Records that describe figures:
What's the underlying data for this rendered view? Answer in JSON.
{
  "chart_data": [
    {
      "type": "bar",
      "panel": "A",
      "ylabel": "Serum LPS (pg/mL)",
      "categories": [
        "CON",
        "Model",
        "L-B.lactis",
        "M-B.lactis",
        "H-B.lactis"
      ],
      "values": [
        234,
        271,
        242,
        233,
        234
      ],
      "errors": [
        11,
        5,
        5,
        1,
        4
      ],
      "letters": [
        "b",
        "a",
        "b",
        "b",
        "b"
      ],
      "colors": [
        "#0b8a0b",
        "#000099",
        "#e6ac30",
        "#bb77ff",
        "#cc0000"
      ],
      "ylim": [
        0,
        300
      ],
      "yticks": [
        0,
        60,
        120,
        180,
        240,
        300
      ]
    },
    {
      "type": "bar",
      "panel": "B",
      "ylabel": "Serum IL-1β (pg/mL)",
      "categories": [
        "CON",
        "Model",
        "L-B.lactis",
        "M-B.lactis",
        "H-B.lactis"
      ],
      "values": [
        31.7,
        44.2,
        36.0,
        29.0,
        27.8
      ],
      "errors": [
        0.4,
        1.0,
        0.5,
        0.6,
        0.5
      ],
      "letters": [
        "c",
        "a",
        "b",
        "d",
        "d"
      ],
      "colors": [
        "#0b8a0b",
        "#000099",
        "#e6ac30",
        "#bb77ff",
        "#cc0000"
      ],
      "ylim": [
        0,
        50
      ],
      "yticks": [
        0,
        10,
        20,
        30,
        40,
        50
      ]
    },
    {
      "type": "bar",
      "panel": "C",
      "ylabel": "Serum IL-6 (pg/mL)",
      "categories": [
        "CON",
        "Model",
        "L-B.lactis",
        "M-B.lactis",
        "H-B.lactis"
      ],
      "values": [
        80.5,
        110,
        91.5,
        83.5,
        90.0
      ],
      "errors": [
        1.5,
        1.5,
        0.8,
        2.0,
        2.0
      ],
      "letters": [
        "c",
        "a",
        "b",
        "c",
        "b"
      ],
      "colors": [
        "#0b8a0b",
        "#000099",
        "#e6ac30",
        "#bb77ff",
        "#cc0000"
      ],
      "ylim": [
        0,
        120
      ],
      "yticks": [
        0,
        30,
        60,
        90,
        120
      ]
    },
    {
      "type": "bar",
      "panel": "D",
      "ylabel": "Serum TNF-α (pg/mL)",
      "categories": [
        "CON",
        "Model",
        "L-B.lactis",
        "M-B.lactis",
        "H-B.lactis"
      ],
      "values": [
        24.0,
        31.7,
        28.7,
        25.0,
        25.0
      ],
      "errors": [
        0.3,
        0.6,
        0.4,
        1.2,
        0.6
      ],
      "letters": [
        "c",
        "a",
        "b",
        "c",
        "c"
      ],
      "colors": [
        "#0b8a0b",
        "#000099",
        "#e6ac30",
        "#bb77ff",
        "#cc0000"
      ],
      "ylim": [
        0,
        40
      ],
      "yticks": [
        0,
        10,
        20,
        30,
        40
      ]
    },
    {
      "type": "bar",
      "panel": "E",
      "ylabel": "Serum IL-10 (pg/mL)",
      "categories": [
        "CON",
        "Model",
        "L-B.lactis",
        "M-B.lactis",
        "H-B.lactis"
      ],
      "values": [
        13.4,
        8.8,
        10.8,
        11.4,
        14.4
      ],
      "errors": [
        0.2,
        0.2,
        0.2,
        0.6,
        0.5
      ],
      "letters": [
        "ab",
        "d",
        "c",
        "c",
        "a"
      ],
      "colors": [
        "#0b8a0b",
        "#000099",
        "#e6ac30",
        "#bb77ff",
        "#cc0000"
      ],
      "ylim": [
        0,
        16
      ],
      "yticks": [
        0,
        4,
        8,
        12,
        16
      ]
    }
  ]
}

> [WHAT THIS TASK INVOLVES]: Type the material above out again, exactly.

> [FINAL ANSWER]:
What's the underlying data for this rendered view? Answer in JSON.
{
  "chart_data": [
    {
      "type": "bar",
      "panel": "A",
      "ylabel": "Serum LPS (pg/mL)",
      "categories": [
        "CON",
        "Model",
        "L-B.lactis",
        "M-B.lactis",
        "H-B.lactis"
      ],
      "values": [
        234,
        271,
        242,
        233,
        234
      ],
      "errors": [
        11,
        5,
        5,
        1,
        4
      ],
      "letters": [
        "b",
        "a",
        "b",
        "b",
        "b"
      ],
      "colors": [
        "#0b8a0b",
        "#000099",
        "#e6ac30",
        "#bb77ff",
        "#cc0000"
      ],
      "ylim": [
        0,
        300
      ],
      "yticks": [
        0,
        60,
        120,
        180,
        240,
        300
      ]
    },
    {
      "type": "bar",
      "panel": "B",
      "ylabel": "Serum IL-1β (pg/mL)",
      "categories": [
        "CON",
        "Model",
        "L-B.lactis",
        "M-B.lactis",
        "H-B.lactis"
      ],
      "values": [
        31.7,
        44.2,
        36.0,
        29.0,
        27.8
      ],
      "errors": [
        0.4,
        1.0,
        0.5,
        0.6,
        0.5
      ],
      "letters": [
        "c",
        "a",
        "b",
        "d",
        "d"
      ],
      "colors": [
        "#0b8a0b",
        "#000099",
        "#e6ac30",
        "#bb77ff",
        "#cc0000"
      ],
      "ylim": [
        0,
        50
      ],
      "yticks": [
        0,
        10,
        20,
        30,
        40,
        50
      ]
    },
    {
      "type": "bar",
      "panel": "C",
      "ylabel": "Serum IL-6 (pg/mL)",
      "categories": [
        "CON",
        "Model",
        "L-B.lactis",
        "M-B.lactis",
        "H-B.lactis"
      ],
      "values": [
        80.5,
        110,
        91.5,
        83.5,
        90.0
      ],
      "errors": [
        1.5,
        1.5,
        0.8,
        2.0,
        2.0
      ],
      "letters": [
        "c",
        "a",
        "b",
        "c",
        "b"
      ],
      "colors": [
        "#0b8a0b",
        "#000099",
        "#e6ac30",
        "#bb77ff",
        "#cc0000"
      ],
      "ylim": [
        0,
        120
      ],
      "yticks": [
        0,
        30,
        60,
        90,
        120
      ]
    },
    {
      "type": "bar",
      "panel": "D",
      "ylabel": "Serum TNF-α (pg/mL)",
      "categories": [
        "CON",
        "Model",
        "L-B.lactis",
        "M-B.lactis",
        "H-B.lactis"
      ],
      "values": [
        24.0,
        31.7,
        28.7,
        25.0,
        25.0
      ],
      "errors": [
        0.3,
        0.6,
        0.4,
        1.2,
        0.6
      ],
      "letters": [
        "c",
        "a",
        "b",
        "c",
        "c"
      ],
      "colors": [
        "#0b8a0b",
        "#000099",
        "#e6ac30",
        "#bb77ff",
        "#cc0000"
      ],
      "ylim": [
        0,
        40
      ],
      "yticks": [
        0,
        10,
        20,
        30,
        40
      ]
    },
    {
      "type": "bar",
      "panel": "E",
      "ylabel": "Serum IL-10 (pg/mL)",
      "categories": [
        "CON",
        "Model",
        "L-B.lactis",
        "M-B.lactis",
        "H-B.lactis"
      ],
      "values": [
        13.4,
        8.8,
        10.8,
        11.4,
        14.4
      ],
      "errors": [
        0.2,
        0.2,
        0.2,
        0.6,
        0.5
      ],
      "letters": [
        "ab",
        "d",
        "c",
        "c",
        "a"
      ],
      "colors": [
        "#0b8a0b",
        "#000099",
        "#e6ac30",
        "#bb77ff",
        "#cc0000"
      ],
      "ylim": [
        0,
        16
      ],
      "yticks": [
        0,
        4,
        8,
        12,
        16
      ]
    }
  ]
}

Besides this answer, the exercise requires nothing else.